START

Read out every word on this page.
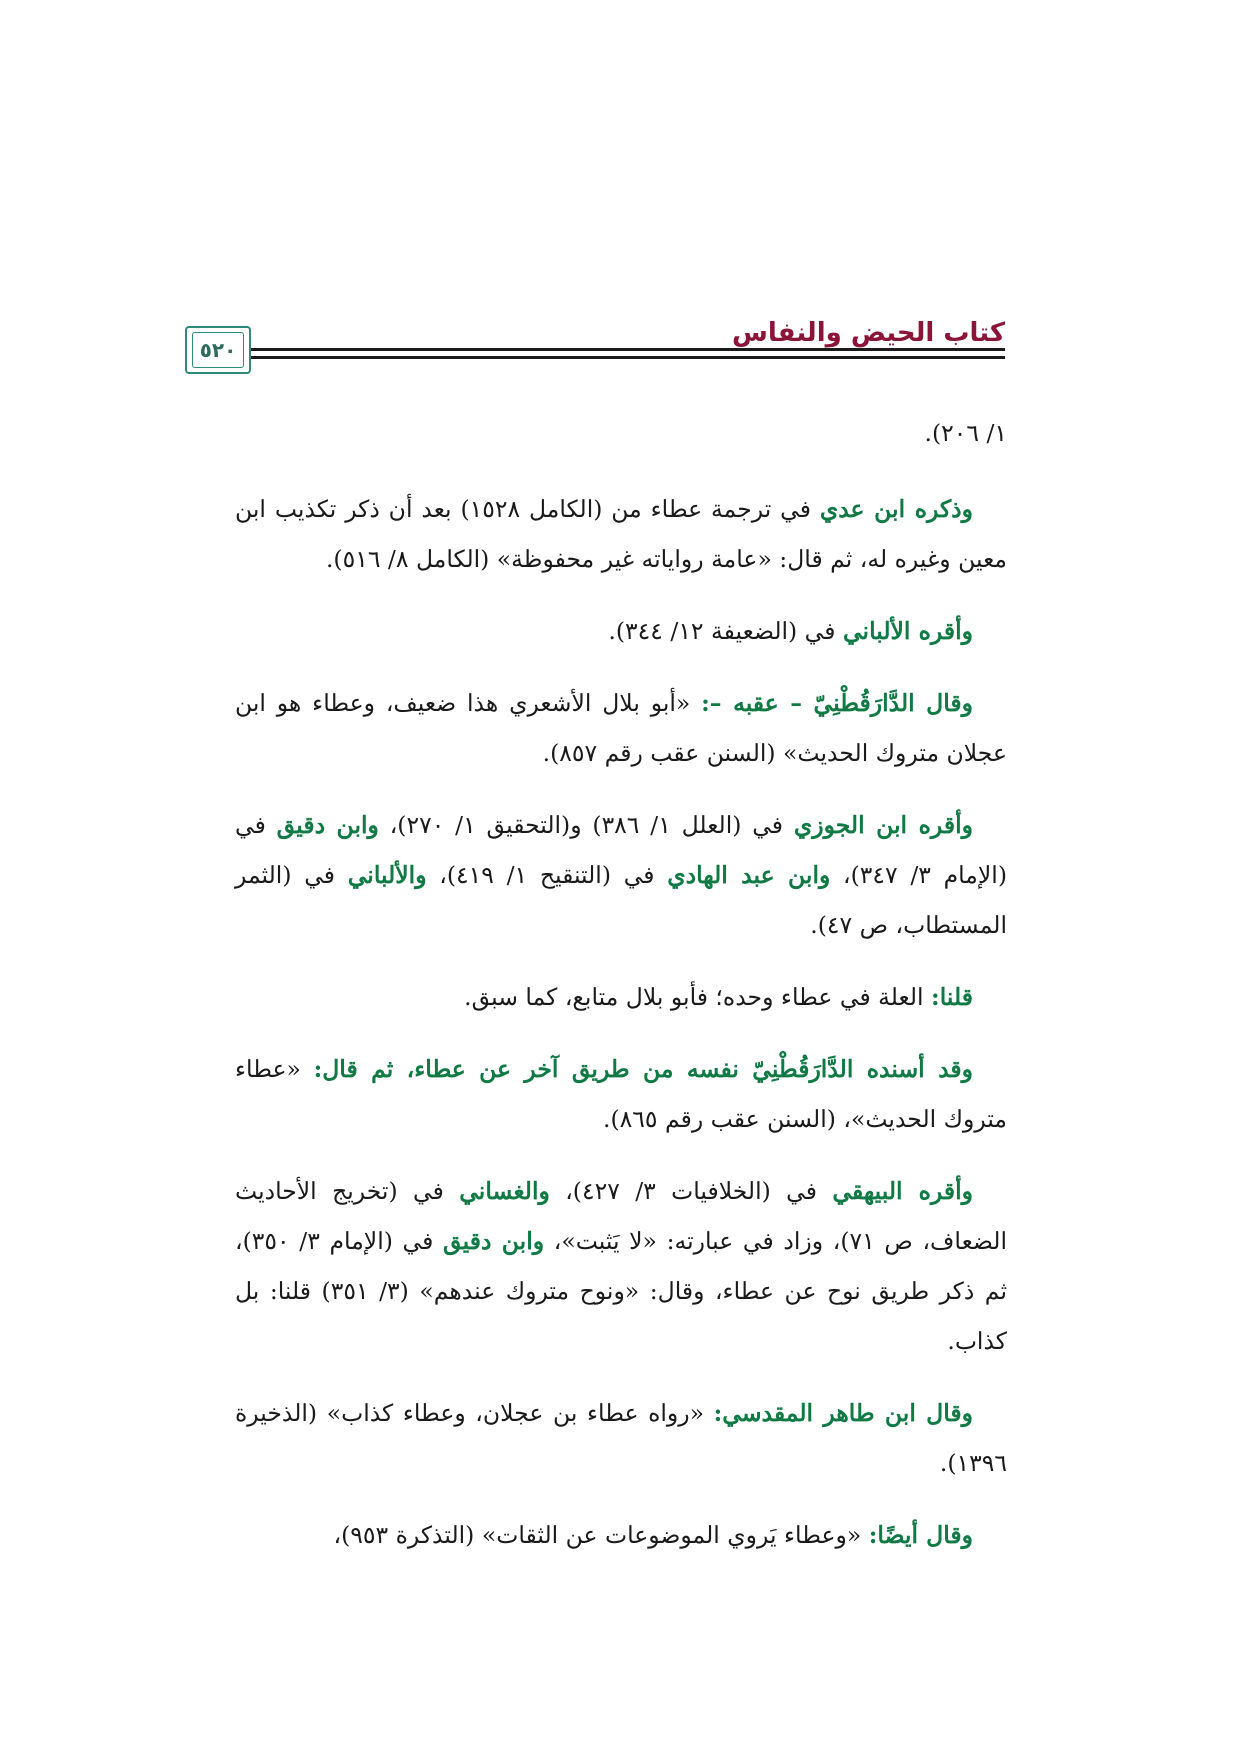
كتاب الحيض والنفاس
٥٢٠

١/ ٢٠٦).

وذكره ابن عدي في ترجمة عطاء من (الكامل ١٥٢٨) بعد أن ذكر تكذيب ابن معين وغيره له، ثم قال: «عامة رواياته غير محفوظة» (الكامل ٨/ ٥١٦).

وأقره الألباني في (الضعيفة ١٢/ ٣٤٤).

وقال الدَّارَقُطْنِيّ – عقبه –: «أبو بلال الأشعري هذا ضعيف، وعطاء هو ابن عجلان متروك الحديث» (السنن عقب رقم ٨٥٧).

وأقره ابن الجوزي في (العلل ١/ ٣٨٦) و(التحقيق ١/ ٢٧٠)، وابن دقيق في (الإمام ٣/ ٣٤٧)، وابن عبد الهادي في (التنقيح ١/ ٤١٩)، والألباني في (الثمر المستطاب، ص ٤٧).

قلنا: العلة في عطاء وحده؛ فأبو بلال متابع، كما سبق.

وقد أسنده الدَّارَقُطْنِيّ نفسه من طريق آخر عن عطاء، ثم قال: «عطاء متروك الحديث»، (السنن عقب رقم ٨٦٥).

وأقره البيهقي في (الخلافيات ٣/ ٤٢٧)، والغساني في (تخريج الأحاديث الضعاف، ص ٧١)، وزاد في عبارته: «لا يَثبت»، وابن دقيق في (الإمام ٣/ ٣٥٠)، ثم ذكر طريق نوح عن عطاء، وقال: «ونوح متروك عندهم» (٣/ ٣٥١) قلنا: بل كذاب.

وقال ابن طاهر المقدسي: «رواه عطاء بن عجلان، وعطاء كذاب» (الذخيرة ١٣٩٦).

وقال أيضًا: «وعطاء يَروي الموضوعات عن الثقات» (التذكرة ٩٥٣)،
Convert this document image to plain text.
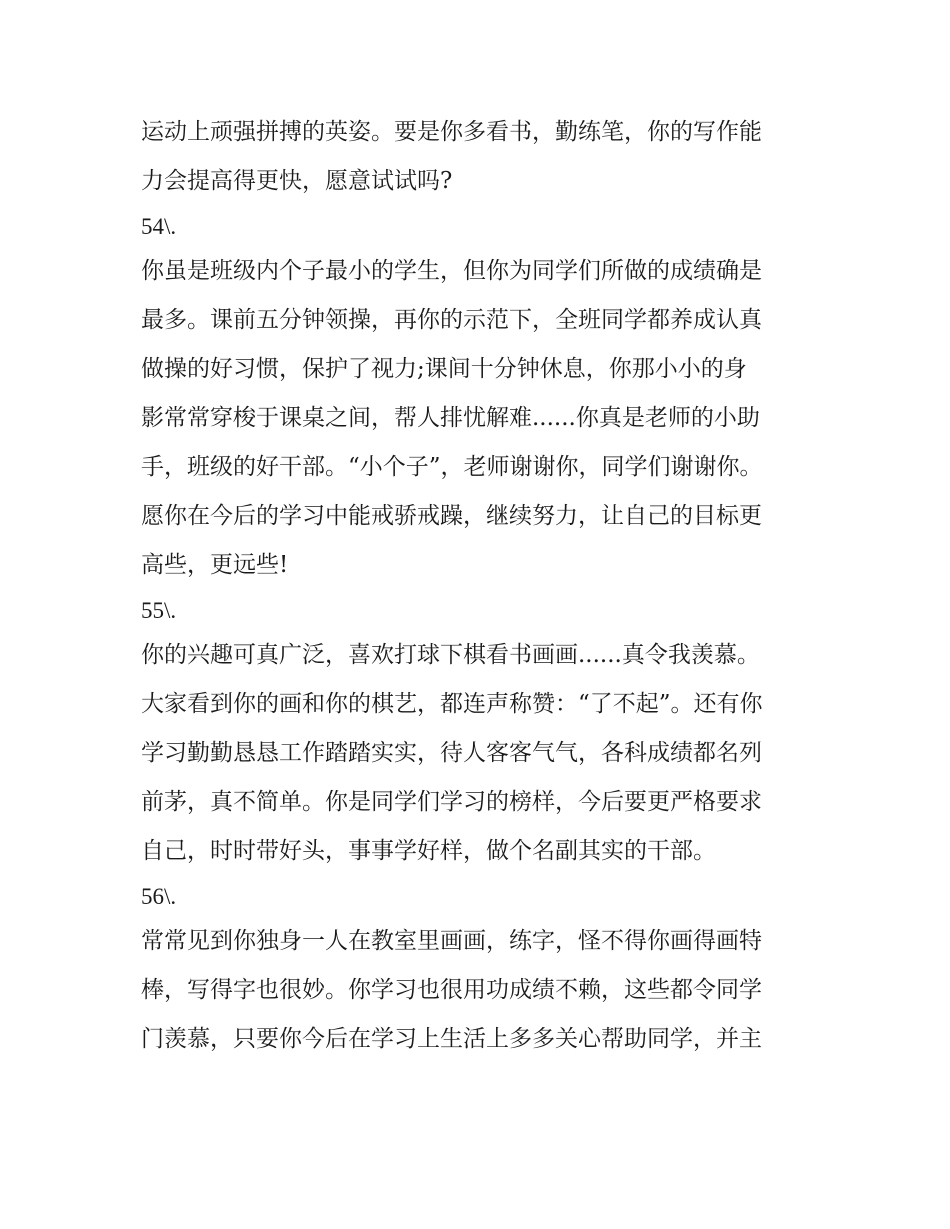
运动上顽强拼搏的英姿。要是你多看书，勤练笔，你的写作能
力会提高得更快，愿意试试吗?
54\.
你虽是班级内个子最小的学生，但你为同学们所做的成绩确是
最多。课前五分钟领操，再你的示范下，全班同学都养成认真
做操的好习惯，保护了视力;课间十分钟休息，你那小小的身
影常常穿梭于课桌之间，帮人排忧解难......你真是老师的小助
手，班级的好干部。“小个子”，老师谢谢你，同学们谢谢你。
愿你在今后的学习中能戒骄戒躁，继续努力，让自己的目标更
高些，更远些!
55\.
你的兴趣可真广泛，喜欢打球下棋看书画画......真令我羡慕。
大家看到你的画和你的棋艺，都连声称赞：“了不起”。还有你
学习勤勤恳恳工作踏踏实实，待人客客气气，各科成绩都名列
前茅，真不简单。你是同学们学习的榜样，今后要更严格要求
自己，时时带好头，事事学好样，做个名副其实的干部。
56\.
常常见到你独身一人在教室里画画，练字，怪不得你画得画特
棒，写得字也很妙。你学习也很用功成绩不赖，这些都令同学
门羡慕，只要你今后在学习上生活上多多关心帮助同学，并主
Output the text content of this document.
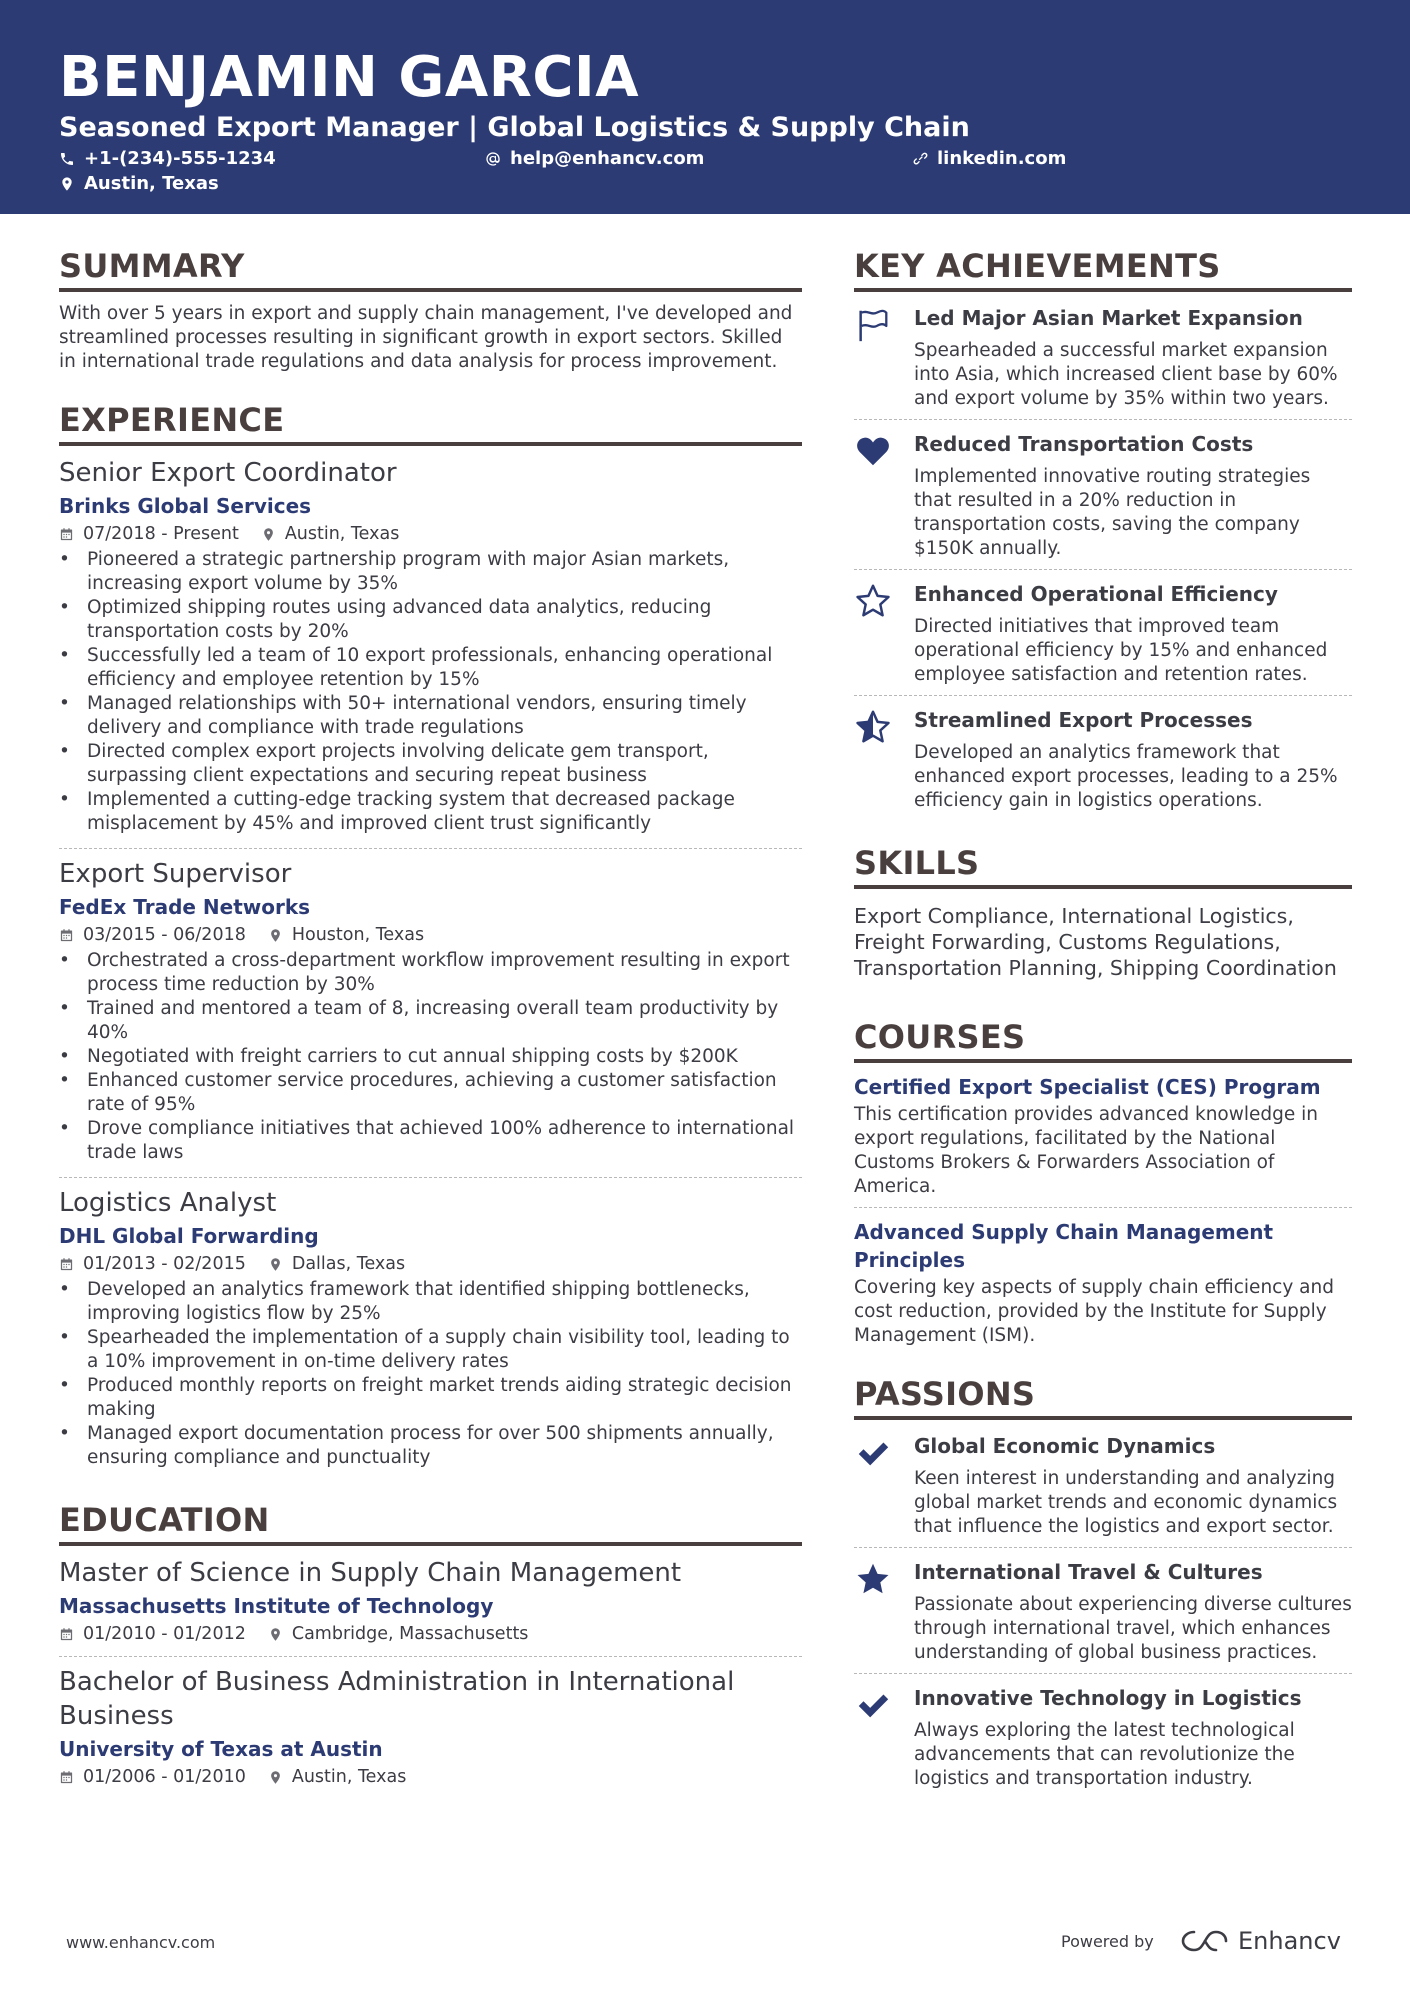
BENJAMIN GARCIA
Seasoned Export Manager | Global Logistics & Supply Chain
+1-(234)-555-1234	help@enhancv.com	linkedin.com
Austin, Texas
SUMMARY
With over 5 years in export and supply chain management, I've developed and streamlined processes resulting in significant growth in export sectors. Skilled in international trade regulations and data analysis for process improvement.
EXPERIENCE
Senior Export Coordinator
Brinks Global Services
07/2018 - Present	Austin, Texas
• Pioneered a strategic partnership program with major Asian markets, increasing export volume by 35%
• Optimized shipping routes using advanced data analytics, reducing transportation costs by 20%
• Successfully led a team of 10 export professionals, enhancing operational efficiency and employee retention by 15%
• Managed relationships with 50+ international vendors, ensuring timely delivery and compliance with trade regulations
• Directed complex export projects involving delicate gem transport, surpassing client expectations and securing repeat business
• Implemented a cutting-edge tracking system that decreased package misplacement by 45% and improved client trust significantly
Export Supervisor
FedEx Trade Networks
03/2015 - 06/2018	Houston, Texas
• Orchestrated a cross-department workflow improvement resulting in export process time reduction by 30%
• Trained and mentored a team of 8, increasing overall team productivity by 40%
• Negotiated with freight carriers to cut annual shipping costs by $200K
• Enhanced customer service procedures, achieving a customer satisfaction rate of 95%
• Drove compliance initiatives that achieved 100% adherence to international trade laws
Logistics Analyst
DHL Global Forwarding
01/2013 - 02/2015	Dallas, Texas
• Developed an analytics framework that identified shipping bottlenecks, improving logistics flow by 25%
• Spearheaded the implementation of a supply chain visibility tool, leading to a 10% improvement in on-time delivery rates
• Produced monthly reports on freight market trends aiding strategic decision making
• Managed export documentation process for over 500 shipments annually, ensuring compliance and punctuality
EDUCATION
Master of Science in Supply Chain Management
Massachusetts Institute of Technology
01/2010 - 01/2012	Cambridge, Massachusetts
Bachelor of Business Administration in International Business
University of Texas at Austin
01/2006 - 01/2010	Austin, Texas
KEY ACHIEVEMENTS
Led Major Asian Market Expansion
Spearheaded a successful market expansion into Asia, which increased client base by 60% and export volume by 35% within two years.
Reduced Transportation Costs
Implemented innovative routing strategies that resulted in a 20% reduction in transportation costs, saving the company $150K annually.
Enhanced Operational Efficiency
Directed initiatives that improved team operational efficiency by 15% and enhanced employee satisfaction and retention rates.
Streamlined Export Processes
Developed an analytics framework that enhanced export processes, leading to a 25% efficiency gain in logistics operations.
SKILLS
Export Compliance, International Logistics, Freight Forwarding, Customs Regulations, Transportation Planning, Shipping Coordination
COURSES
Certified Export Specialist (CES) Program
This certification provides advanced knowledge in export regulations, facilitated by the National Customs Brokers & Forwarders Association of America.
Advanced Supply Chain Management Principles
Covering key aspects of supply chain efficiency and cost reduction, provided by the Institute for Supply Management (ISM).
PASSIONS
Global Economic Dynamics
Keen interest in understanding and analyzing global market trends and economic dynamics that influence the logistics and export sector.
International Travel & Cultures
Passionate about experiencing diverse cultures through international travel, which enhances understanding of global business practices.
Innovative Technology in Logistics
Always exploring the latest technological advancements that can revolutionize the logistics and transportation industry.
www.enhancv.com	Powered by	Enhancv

END

■ Work to complete: Scan the listing above. Collect all lines with the word "employee".

■ Task response:
• Successfully led a team of 10 export professionals, enhancing operational efficiency and employee retention by 15%
Directed initiatives that improved team operational efficiency by 15% and enhanced employee satisfaction and retention rates.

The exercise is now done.